WHAT THE TASK REQUIRES: Place each line of the listing below into a JSON list of strings, one string per line, omitting blank lines and the picture lines.

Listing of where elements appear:
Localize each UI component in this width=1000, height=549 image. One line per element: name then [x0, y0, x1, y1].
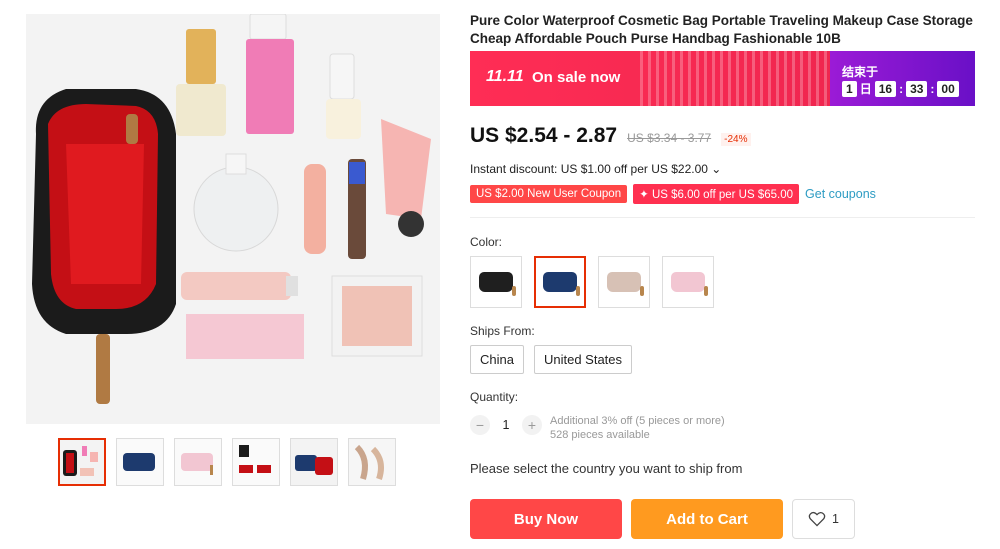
thumbnail-4[interactable] — [232, 438, 280, 486]
shipping-notice: Please select the country you want to sh… — [470, 461, 743, 476]
thumbnail-1[interactable] — [58, 438, 106, 486]
color-label: Color: — [470, 235, 503, 249]
countdown-timer: 1 日 16 : 33 : 00 — [842, 80, 959, 97]
color-swatch-pink[interactable] — [662, 256, 714, 308]
countdown-days: 1 — [842, 80, 857, 97]
store-coupon[interactable]: ✦ US $6.00 off per US $65.00 — [633, 184, 800, 204]
thumbnail-strip — [58, 438, 396, 486]
ship-from-china[interactable]: China — [470, 345, 524, 374]
instant-discount[interactable]: Instant discount: US $1.00 off per US $2… — [470, 162, 721, 176]
countdown-hours: 16 — [874, 80, 897, 97]
thumbnail-5-image — [291, 439, 337, 485]
new-user-coupon[interactable]: US $2.00 New User Coupon — [470, 185, 628, 203]
quantity-stepper: − 1 + — [470, 415, 542, 435]
countdown-seconds: 00 — [937, 80, 959, 97]
add-to-cart-button[interactable]: Add to Cart — [631, 499, 783, 539]
ships-from-label: Ships From: — [470, 324, 535, 338]
thumbnail-3[interactable] — [174, 438, 222, 486]
thumbnail-2[interactable] — [116, 438, 164, 486]
bag-icon — [543, 272, 580, 296]
quantity-minus-button[interactable]: − — [470, 415, 490, 435]
coupon-row: US $2.00 New User Coupon ✦ US $6.00 off … — [470, 184, 876, 204]
thumbnail-6-image — [349, 439, 395, 485]
bag-icon — [479, 272, 516, 296]
ships-from-options: China United States — [470, 345, 633, 374]
price-row: US $2.54 - 2.87 US $3.34 - 3.77 -24% — [470, 124, 751, 148]
quantity-value[interactable]: 1 — [490, 418, 522, 432]
color-swatch-beige[interactable] — [598, 256, 650, 308]
thumbnail-6[interactable] — [348, 438, 396, 486]
cosmetic-bag-photo — [26, 14, 440, 424]
sale-number: 11.11 — [486, 68, 524, 85]
product-title: Pure Color Waterproof Cosmetic Bag Porta… — [470, 13, 973, 46]
main-product-image[interactable] — [26, 14, 440, 424]
wishlist-count: 1 — [832, 512, 839, 526]
bag-icon — [607, 272, 644, 296]
ends-label: 结束于 — [842, 65, 879, 79]
original-price: US $3.34 - 3.77 — [627, 131, 712, 145]
current-price: US $2.54 - 2.87 — [470, 124, 618, 147]
thumbnail-2-image — [117, 439, 163, 485]
countdown-minutes: 33 — [906, 80, 928, 97]
bag-icon — [671, 272, 708, 296]
discount-badge: -24% — [721, 133, 751, 146]
buy-now-button[interactable]: Buy Now — [470, 499, 622, 539]
color-swatch-black[interactable] — [470, 256, 522, 308]
divider — [470, 217, 975, 218]
thumbnail-3-image — [175, 439, 221, 485]
sale-text: On sale now — [532, 69, 621, 86]
thumbnail-5[interactable] — [290, 438, 338, 486]
quantity-label: Quantity: — [470, 390, 519, 404]
color-swatch-navy[interactable] — [534, 256, 586, 308]
quantity-plus-button[interactable]: + — [522, 415, 542, 435]
color-swatches — [470, 256, 714, 308]
quantity-info: Additional 3% off (5 pieces or more) 528… — [550, 414, 725, 442]
countdown-days-unit: 日 — [859, 82, 872, 96]
countdown-separator: : — [930, 81, 935, 96]
ship-from-united-states[interactable]: United States — [533, 345, 633, 374]
get-coupons-link[interactable]: Get coupons — [805, 187, 876, 201]
thumbnail-1-image — [60, 440, 104, 484]
sale-banner[interactable]: 11.11 On sale now 结束于 1 日 16 : 33 : 00 — [470, 51, 975, 106]
heart-icon — [808, 511, 826, 527]
stock-available-text: 528 pieces available — [550, 429, 650, 441]
countdown-separator: : — [899, 81, 904, 96]
banner-stripes — [640, 51, 840, 106]
thumbnail-4-image — [233, 439, 279, 485]
wishlist-button[interactable]: 1 — [792, 499, 855, 539]
bulk-discount-text: Additional 3% off (5 pieces or more) — [550, 415, 725, 427]
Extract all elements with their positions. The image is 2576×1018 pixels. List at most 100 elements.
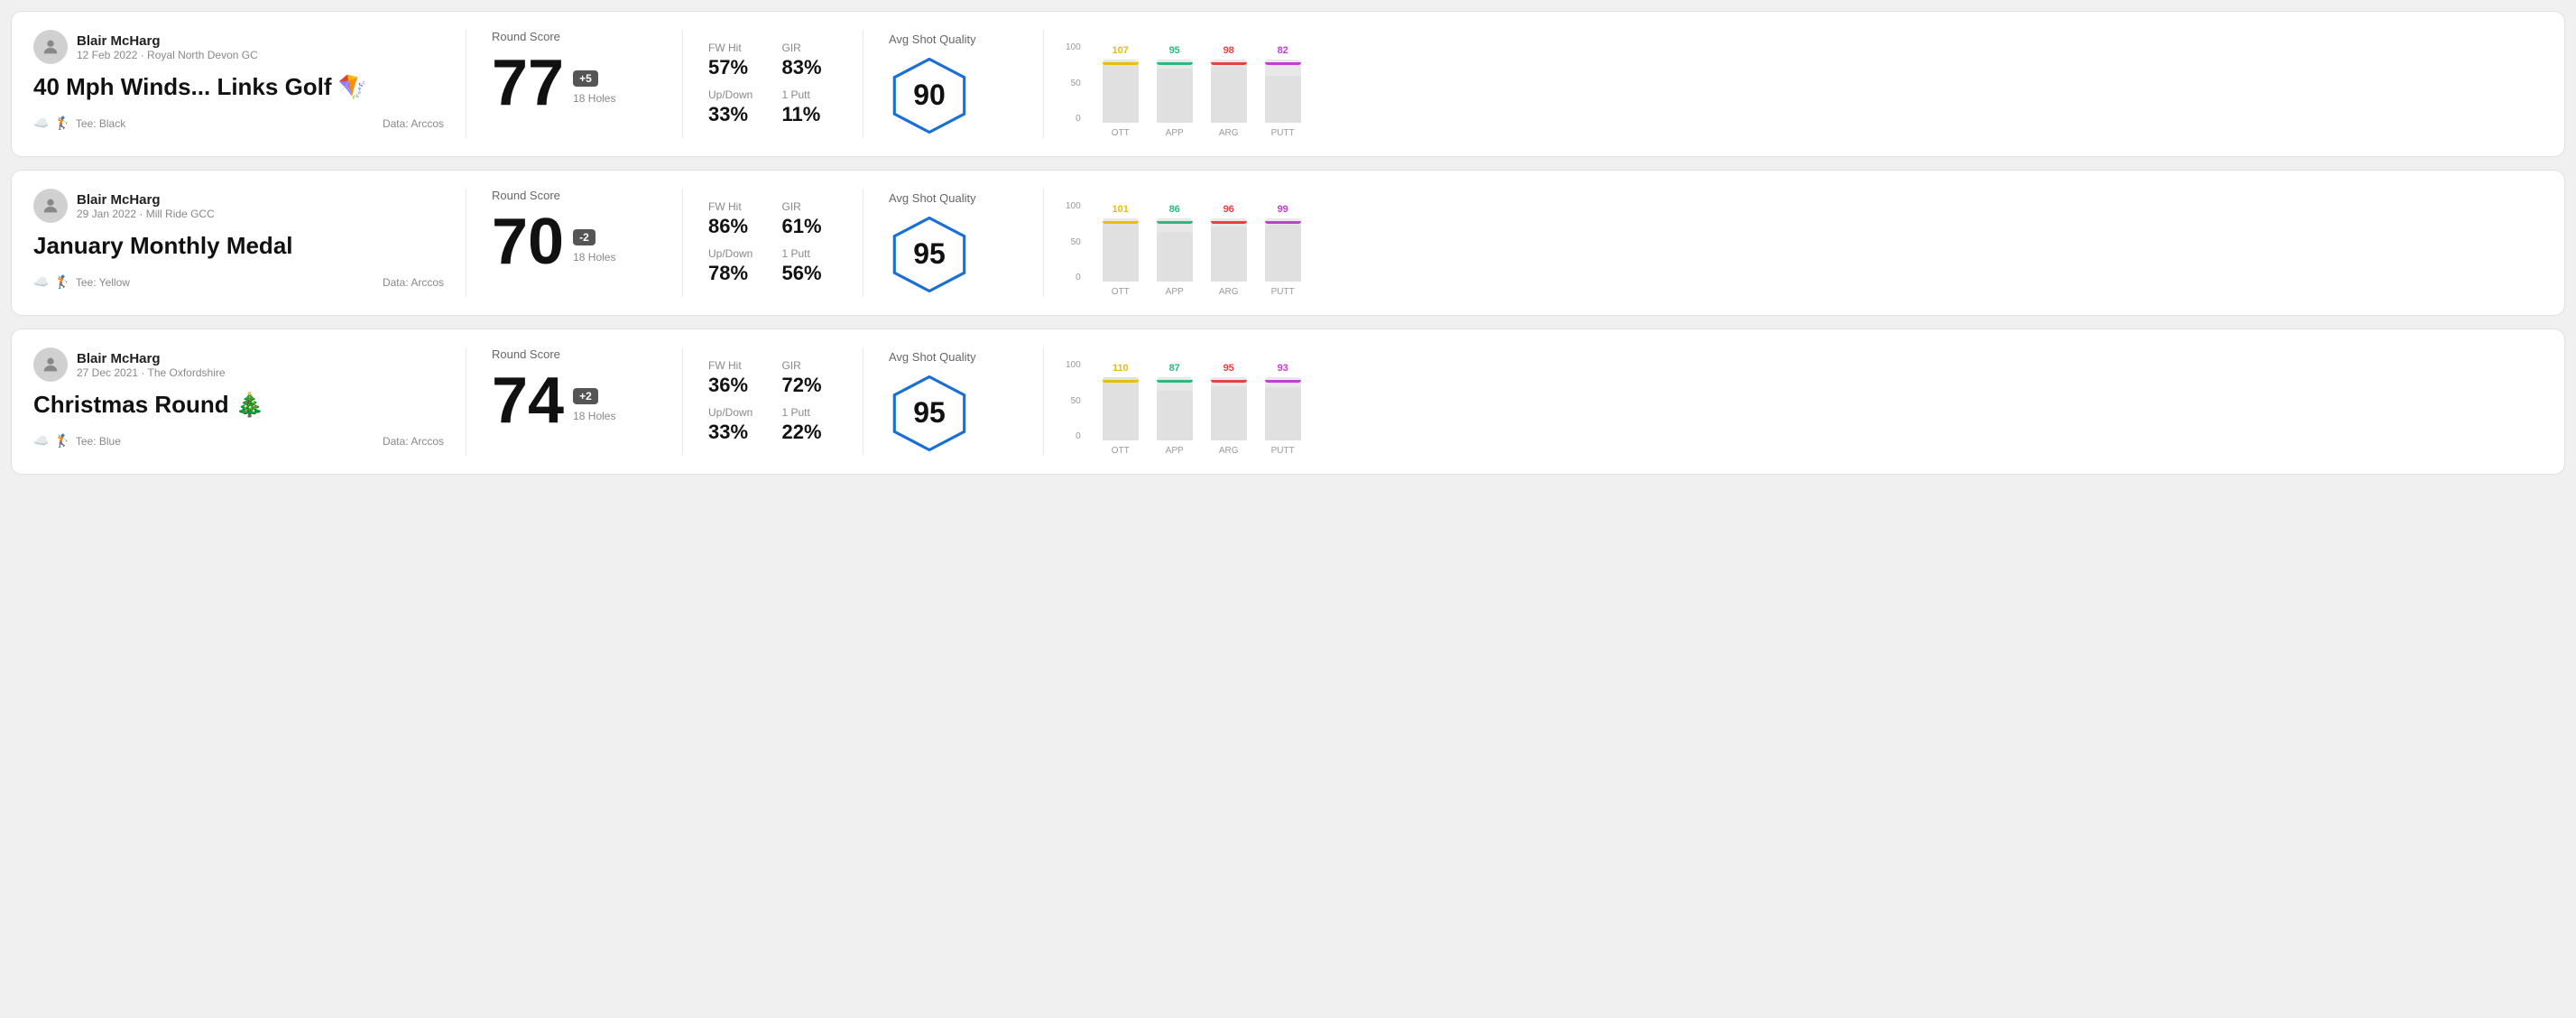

TASK RESULT:
[
  "Localize each UI component in this width=1000, height=549 image. One line per element: name then [x0, y0, x1, y1].",
  "thumbnail-4[interactable] — [232, 438, 280, 486]",
  "shipping-notice: Please select the country you want to sh… — [470, 461, 743, 476]",
  "thumbnail-1[interactable] — [58, 438, 106, 486]",
  "color-label: Color: — [470, 235, 503, 249]",
  "countdown-timer: 1 日 16 : 33 : 00 — [842, 80, 959, 97]",
  "color-swatch-pink[interactable] — [662, 256, 714, 308]",
  "countdown-days: 1 — [842, 80, 857, 97]",
  "store-coupon[interactable]: ✦ US $6.00 off per US $65.00 — [633, 184, 800, 204]",
  "thumbnail-strip — [58, 438, 396, 486]",
  "ship-from-china[interactable]: China — [470, 345, 524, 374]",
  "instant-discount[interactable]: Instant discount: US $1.00 off per US $2… — [470, 162, 721, 176]",
  "countdown-hours: 16 — [874, 80, 897, 97]",
  "thumbnail-5-image — [291, 439, 337, 485]",
  "new-user-coupon[interactable]: US $2.00 New User Coupon — [470, 185, 628, 203]",
  "quantity-stepper: − 1 + — [470, 415, 542, 435]",
  "countdown-seconds: 00 — [937, 80, 959, 97]",
  "add-to-cart-button[interactable]: Add to Cart — [631, 499, 783, 539]",
  "ships-from-label: Ships From: — [470, 324, 535, 338]",
  "thumbnail-3[interactable] — [174, 438, 222, 486]",
  "thumbnail-2[interactable] — [116, 438, 164, 486]",
  "bag-icon — [543, 272, 580, 296]",
  "quantity-minus-button[interactable]: − — [470, 415, 490, 435]",
  "coupon-row: US $2.00 New User Coupon ✦ US $6.00 off … — [470, 184, 876, 204]",
  "thumbnail-6-image — [349, 439, 395, 485]",
  "bag-icon — [479, 272, 516, 296]",
  "ships-from-options: China United States — [470, 345, 633, 374]",
  "price-row: US $2.54 - 2.87 US $3.34 - 3.77 -24% — [470, 124, 751, 148]",
  "quantity-value[interactable]: 1 — [490, 418, 522, 432]",
  "color-swatch-beige[interactable] — [598, 256, 650, 308]",
  "thumbnail-6[interactable] — [348, 438, 396, 486]",
  "cosmetic-bag-photo — [26, 14, 440, 424]",
  "sale-number: 11.11 — [486, 68, 524, 85]",
  "product-title: Pure Color Waterproof Cosmetic Bag Porta… — [470, 13, 973, 46]",
  "main-product-image[interactable] — [26, 14, 440, 424]",
  "wishlist-count: 1 — [832, 512, 839, 526]",
  "bag-icon — [607, 272, 644, 296]",
  "ends-label: 结束于 — [842, 65, 879, 79]",
  "original-price: US $3.34 - 3.77 — [627, 131, 712, 145]",
  "current-price: US $2.54 - 2.87 — [470, 124, 618, 147]",
  "thumbnail-2-image — [117, 439, 163, 485]",
  "countdown-minutes: 33 — [906, 80, 928, 97]",
  "bag-icon — [671, 272, 708, 296]",
  "discount-badge: -24% — [721, 133, 751, 146]",
  "buy-now-button[interactable]: Buy Now — [470, 499, 622, 539]",
  "color-swatch-black[interactable] — [470, 256, 522, 308]",
  "divider — [470, 217, 975, 218]",
  "thumbnail-3-image — [175, 439, 221, 485]",
  "sale-text: On sale now — [532, 69, 621, 86]",
  "thumbnail-5[interactable] — [290, 438, 338, 486]",
  "quantity-label: Quantity: — [470, 390, 519, 404]",
  "color-swatch-navy[interactable] — [534, 256, 586, 308]",
  "quantity-plus-button[interactable]: + — [522, 415, 542, 435]",
  "color-swatches — [470, 256, 714, 308]",
  "quantity-info: Additional 3% off (5 pieces or more) 528… — [550, 414, 725, 442]",
  "countdown-days-unit: 日 — [859, 82, 872, 96]",
  "countdown-separator: : — [930, 81, 935, 96]",
  "ship-from-united-states[interactable]: United States — [533, 345, 633, 374]",
  "get-coupons-link[interactable]: Get coupons — [805, 187, 876, 201]",
  "thumbnail-1-image — [60, 440, 104, 484]",
  "sale-banner[interactable]: 11.11 On sale now 结束于 1 日 16 : 33 : 00 — [470, 51, 975, 106]",
  "heart-icon — [808, 511, 826, 527]",
  "stock-available-text: 528 pieces available — [550, 429, 650, 441]",
  "countdown-separator: : — [899, 81, 904, 96]",
  "banner-stripes — [640, 51, 840, 106]",
  "thumbnail-4-image — [233, 439, 279, 485]",
  "wishlist-button[interactable]: 1 — [792, 499, 855, 539]",
  "bulk-discount-text: Additional 3% off (5 pieces or more) — [550, 415, 725, 427]",
  "Extract all elements with their positions. The image is 2576×1018 pixels. List at most 100 elements."
]